Task instructions:
#1 According to the Pulmocide text, how much did the company raise in its March 2017 Series B financing?
#2 Write out the Pulmocide text from "- Website: pulmocide.com" up to and including "College's Innovation Hub.".

Text excerpt:

__________________________________________________

Pulmocide
- Company type: Privately held company
- Industry: Biopharmaceutical Research, Medical, Drug Discovery
- Founded: January 2007; 19 years ago
- Headquarters: Imperial College London, United Kingdom
- Area served: European Union
- Key people: Garth Rapeport, (CEO) Peter Strong (CSO)
- Website: pulmocide.com

= Pulmocide =

Pulmocide is a privately held biopharmaceutical company focusing on the discovery and development of inhaled medicine for the treatment of life-threatening fungal and viral infections of the respiratory tract. The company is based in London and has a laboratory at the Imperial College's Innovation Hub.

==History==
Pulmocide was formed in 2007 by Garth Rapeport (CEO) and Pete Strong (CSO) who previously co-founded RespiVert Ltd alongside Peter J. Barnes and Kazuhiro Ito. RespiVert was acquired by a division of Johnson & Johnson in 2010.

In March 2017, Pulmocide raised $30 million in Series B Financing. The round was led by SR One and included Longwood Fund, SV Life Sciences, F-Prime Capital, Johnson & Johnson Innovation and Touchstone Innovations plc.

==Drug development==
Pulmocide is conducting phase 2 trials with PC945, a potent inhaled antifungal agent for the treatment of Aspergillus infections of the lung in patients with asthma, cystic fibrosis or following lung transplantation. Positive initial efficacy data for PC945 in treatment refractory Aspergillus infection following lung transplantation is reported. Pulmocide is conducting a study with PC786, an antiviral compound for the treatment of Human orthopneumovirus, formerly Human respiratory syncytial virus (HRSV). A recent in-silico study on PC786 has been published in Science Advances, AAAS, that showed improved binding efficacy against the Severe acute respiratory syndrome coronavirus 2.

In July 2019, Pulmocide announced a Scientific Reports (Nature Research) publication showing PC945 in combination with standard antifungal treatment causes a synergistic effect against Aspergillus fumigatus.

__________________________________________________

(Recorded data)
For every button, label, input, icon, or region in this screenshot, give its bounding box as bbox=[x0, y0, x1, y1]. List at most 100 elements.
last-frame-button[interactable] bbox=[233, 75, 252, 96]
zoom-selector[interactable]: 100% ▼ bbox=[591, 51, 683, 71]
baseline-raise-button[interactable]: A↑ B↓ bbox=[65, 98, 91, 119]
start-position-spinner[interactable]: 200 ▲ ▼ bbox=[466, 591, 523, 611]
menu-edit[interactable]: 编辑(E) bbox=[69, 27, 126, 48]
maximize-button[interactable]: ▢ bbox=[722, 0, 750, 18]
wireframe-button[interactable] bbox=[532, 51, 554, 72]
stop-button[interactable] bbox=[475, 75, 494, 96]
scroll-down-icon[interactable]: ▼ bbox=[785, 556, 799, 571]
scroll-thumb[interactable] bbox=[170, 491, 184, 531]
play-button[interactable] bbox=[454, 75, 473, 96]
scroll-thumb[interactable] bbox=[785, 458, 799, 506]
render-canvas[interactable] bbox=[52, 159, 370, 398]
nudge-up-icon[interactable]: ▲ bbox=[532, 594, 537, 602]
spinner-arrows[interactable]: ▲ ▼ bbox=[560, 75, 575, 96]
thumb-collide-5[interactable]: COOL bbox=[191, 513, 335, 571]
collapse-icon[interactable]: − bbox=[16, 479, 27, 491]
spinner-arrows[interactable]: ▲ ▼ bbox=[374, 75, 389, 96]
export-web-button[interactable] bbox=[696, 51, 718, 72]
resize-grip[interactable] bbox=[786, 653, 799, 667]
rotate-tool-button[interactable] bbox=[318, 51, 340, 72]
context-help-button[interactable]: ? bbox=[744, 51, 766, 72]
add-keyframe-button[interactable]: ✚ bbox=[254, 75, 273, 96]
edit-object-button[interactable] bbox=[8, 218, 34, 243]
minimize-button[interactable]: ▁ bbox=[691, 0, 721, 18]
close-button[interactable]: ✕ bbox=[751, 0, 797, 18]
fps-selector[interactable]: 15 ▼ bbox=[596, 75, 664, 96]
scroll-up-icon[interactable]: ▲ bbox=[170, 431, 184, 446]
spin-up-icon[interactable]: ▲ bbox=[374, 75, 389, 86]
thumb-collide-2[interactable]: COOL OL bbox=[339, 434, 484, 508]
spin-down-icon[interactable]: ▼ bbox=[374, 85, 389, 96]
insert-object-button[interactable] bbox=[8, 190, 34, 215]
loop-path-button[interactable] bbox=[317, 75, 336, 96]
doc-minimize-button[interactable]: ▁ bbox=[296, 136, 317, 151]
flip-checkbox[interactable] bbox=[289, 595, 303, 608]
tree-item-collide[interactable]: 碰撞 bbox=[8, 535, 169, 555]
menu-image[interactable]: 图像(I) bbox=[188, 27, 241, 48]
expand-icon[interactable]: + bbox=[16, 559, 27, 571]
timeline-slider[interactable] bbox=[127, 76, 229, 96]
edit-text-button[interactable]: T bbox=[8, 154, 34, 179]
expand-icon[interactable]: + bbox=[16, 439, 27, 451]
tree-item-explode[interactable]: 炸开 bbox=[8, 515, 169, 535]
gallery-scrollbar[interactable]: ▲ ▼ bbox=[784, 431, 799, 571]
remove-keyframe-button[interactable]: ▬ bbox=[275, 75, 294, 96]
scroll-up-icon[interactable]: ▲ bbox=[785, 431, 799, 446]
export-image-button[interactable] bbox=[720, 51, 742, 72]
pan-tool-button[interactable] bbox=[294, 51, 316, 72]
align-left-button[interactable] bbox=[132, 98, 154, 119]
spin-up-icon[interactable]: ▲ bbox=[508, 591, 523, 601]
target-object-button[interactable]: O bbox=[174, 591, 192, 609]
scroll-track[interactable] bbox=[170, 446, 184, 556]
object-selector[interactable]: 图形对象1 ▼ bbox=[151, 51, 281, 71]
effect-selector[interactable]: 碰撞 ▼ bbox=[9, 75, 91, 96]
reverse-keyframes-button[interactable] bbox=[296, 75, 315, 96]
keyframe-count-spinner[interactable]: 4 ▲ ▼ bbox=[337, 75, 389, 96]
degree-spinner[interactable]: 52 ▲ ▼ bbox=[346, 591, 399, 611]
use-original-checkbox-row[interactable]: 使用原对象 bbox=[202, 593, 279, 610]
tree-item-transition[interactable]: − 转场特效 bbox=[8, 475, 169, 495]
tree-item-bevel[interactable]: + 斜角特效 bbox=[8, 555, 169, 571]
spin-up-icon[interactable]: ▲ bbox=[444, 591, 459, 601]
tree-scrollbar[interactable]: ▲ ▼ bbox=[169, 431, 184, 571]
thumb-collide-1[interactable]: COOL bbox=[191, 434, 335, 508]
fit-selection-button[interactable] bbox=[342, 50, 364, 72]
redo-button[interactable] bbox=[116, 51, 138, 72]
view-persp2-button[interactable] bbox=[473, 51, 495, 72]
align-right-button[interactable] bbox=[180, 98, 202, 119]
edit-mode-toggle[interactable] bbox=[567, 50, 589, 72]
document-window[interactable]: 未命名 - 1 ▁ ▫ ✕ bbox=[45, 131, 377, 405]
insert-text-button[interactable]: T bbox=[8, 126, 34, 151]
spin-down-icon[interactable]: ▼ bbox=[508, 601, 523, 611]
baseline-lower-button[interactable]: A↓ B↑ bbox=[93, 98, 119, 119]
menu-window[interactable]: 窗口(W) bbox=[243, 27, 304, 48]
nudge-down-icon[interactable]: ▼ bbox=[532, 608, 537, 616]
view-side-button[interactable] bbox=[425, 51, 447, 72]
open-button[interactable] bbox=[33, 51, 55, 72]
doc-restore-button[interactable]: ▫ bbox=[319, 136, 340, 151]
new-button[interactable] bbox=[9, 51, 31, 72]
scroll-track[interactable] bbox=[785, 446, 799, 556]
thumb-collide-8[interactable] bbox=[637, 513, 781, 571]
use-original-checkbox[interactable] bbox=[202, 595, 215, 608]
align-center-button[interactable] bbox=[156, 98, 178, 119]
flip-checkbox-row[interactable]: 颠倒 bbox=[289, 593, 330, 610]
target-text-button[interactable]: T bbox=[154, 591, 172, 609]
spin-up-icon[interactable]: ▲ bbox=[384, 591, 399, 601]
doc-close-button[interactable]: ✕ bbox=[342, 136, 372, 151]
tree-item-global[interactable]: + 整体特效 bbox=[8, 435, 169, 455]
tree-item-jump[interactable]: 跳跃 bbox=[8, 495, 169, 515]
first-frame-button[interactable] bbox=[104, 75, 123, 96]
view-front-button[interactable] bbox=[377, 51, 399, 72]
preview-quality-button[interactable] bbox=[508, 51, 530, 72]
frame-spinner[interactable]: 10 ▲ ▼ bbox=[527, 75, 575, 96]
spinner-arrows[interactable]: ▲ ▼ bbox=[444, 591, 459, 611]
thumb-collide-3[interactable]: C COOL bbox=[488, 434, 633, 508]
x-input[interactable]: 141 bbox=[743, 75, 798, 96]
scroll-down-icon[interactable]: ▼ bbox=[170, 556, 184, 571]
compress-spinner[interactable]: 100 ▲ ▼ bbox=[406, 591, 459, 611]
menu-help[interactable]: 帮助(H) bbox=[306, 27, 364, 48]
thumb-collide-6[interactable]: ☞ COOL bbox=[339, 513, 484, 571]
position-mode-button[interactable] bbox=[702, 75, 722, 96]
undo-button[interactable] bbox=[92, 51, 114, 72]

__________________________________________________

Task responses:
#1 $30 million.

#2
- Website: pulmocide.com

= Pulmocide =

Pulmocide is a privately held biopharmaceutical company focusing on the discovery and development of inhaled medicine for the treatment of life-threatening fungal and viral infections of the respiratory tract. The company is based in London and has a laboratory at the Imperial College's Innovation Hub.